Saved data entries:
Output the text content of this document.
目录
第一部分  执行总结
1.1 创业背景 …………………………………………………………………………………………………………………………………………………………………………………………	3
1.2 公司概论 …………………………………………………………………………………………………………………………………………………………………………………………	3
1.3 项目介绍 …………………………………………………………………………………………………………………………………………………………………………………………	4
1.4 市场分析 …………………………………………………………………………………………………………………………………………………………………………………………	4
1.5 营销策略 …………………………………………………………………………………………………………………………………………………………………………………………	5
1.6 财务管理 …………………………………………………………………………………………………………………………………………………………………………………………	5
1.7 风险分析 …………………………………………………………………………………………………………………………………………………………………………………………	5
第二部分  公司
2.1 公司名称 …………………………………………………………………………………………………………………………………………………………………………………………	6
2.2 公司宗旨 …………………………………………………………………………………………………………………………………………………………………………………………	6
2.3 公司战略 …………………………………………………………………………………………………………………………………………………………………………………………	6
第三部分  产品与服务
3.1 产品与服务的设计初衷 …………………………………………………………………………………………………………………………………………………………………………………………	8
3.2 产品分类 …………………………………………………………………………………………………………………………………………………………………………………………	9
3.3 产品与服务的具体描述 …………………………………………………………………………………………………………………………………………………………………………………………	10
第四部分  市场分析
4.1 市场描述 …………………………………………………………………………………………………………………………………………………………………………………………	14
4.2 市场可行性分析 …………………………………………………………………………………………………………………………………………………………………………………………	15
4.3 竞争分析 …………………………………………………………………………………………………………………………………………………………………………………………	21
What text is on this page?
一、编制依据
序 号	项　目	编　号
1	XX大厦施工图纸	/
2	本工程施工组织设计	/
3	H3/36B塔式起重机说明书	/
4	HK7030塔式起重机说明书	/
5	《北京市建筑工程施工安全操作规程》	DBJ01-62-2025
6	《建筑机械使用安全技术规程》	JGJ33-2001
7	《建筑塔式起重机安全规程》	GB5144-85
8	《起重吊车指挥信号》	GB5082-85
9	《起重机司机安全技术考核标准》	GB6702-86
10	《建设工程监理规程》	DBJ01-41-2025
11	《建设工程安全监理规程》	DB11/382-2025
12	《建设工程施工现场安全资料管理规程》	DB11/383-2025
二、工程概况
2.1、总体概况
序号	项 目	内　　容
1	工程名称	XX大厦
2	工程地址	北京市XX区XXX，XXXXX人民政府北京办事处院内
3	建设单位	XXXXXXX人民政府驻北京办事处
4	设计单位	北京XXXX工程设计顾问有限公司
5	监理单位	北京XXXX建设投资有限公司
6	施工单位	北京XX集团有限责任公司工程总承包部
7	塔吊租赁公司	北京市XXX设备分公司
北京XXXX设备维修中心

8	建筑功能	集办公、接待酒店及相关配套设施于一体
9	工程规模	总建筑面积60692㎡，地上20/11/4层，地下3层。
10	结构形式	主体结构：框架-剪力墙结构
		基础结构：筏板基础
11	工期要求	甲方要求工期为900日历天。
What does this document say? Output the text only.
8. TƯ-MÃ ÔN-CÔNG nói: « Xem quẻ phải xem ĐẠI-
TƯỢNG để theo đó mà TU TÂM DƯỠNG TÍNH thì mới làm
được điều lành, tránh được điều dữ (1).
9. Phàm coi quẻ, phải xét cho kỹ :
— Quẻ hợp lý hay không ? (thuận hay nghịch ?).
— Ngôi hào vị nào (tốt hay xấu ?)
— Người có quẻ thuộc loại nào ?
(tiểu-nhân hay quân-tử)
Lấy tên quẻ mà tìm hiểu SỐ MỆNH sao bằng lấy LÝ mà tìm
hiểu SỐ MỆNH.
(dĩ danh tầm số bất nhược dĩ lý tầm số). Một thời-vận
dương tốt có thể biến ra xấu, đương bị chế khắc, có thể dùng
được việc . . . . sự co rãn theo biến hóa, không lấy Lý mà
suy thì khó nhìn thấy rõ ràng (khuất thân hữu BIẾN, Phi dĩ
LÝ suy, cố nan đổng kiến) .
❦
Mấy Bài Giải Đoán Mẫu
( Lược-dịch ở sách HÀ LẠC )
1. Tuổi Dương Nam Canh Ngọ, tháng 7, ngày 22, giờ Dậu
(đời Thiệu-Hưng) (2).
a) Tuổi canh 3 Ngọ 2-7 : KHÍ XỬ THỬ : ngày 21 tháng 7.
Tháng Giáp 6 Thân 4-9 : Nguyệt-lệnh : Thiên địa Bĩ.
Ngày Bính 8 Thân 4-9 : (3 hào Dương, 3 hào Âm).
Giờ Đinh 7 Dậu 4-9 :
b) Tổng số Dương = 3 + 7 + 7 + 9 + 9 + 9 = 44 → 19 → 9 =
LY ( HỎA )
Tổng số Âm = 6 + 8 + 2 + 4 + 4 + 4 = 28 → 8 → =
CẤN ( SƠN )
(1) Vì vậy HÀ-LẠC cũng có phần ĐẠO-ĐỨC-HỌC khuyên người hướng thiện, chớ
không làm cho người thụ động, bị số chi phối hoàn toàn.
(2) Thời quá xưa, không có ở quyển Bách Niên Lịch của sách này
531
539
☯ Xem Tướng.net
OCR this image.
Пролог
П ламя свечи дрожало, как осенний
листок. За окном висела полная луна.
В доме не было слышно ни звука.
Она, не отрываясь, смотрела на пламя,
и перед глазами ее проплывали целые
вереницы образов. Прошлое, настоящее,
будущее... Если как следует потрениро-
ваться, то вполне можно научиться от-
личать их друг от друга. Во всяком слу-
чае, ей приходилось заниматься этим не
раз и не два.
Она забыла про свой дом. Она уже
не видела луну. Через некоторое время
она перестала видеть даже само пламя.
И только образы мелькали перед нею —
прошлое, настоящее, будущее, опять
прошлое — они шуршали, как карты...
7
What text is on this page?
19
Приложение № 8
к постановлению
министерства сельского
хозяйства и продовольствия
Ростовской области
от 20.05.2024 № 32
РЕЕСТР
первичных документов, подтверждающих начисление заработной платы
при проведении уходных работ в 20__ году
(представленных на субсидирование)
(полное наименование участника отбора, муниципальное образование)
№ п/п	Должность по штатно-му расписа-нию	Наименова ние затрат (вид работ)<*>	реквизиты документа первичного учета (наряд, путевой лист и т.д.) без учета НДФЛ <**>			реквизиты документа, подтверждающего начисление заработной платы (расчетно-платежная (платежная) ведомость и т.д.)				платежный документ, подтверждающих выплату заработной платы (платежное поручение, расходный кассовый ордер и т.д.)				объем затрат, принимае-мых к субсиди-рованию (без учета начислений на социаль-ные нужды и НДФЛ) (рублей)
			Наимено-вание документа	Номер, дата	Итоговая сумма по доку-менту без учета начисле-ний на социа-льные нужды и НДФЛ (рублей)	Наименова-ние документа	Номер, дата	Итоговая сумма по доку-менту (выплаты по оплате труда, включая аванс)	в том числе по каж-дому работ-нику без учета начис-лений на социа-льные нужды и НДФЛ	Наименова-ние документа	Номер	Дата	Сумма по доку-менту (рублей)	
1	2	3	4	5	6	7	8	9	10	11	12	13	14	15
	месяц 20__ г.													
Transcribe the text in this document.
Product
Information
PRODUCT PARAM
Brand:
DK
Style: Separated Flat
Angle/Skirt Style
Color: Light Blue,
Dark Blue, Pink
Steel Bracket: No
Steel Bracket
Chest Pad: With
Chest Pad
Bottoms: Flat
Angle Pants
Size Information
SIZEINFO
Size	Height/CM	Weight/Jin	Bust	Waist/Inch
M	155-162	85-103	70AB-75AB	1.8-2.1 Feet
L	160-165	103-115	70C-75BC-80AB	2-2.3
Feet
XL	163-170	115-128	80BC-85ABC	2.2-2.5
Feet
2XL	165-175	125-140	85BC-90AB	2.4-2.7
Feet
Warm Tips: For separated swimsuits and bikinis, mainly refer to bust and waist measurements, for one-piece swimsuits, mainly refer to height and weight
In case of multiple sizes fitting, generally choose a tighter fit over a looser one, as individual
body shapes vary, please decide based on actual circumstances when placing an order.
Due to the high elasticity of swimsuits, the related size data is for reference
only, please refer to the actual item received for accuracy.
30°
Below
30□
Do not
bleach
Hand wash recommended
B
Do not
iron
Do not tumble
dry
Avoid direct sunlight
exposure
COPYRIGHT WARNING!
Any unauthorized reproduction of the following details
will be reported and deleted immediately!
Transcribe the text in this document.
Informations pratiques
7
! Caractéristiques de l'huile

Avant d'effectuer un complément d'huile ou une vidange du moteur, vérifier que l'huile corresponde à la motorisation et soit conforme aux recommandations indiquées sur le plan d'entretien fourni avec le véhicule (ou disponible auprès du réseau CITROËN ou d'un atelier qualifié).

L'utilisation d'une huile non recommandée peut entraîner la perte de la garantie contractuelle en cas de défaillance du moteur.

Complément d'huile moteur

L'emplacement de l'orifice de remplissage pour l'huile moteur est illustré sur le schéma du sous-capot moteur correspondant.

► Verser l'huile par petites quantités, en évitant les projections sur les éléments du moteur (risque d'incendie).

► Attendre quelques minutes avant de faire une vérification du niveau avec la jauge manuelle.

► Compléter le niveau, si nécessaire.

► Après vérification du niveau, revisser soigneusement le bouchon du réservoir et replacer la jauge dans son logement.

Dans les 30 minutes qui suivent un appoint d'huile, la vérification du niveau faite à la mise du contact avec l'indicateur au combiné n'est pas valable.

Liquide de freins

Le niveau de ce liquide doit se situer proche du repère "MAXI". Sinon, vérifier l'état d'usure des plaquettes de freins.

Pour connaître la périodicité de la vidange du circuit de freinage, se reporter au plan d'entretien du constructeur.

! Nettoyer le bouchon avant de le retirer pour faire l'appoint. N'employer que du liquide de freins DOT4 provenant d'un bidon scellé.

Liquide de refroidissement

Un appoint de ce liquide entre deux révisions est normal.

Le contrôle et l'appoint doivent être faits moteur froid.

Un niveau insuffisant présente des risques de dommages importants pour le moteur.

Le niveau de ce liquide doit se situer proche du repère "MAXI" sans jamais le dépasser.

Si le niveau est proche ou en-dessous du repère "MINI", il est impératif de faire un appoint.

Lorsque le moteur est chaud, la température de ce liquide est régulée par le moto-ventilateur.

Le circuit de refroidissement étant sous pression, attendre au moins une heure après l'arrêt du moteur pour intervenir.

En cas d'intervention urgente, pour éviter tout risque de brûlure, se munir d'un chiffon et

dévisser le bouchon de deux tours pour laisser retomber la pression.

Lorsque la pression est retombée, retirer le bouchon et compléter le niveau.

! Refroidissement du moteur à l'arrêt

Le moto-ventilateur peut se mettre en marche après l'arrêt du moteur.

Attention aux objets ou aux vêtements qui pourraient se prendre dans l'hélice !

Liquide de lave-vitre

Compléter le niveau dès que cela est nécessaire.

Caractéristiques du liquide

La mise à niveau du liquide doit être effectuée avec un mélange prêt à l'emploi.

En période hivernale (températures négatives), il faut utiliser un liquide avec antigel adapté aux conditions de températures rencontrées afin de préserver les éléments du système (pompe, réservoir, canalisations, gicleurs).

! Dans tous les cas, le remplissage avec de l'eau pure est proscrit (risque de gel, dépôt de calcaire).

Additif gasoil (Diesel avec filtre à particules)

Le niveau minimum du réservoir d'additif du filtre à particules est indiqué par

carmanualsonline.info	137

§ **WHAT THE TASK ASKS**
Copy all lines from the listing that contain "sách".

§ **EXERCISE RESPONSE**
( Lược-dịch ở sách HÀ LẠC )
(2) Thời quá xưa, không có ở quyển Bách Niên Lịch của sách này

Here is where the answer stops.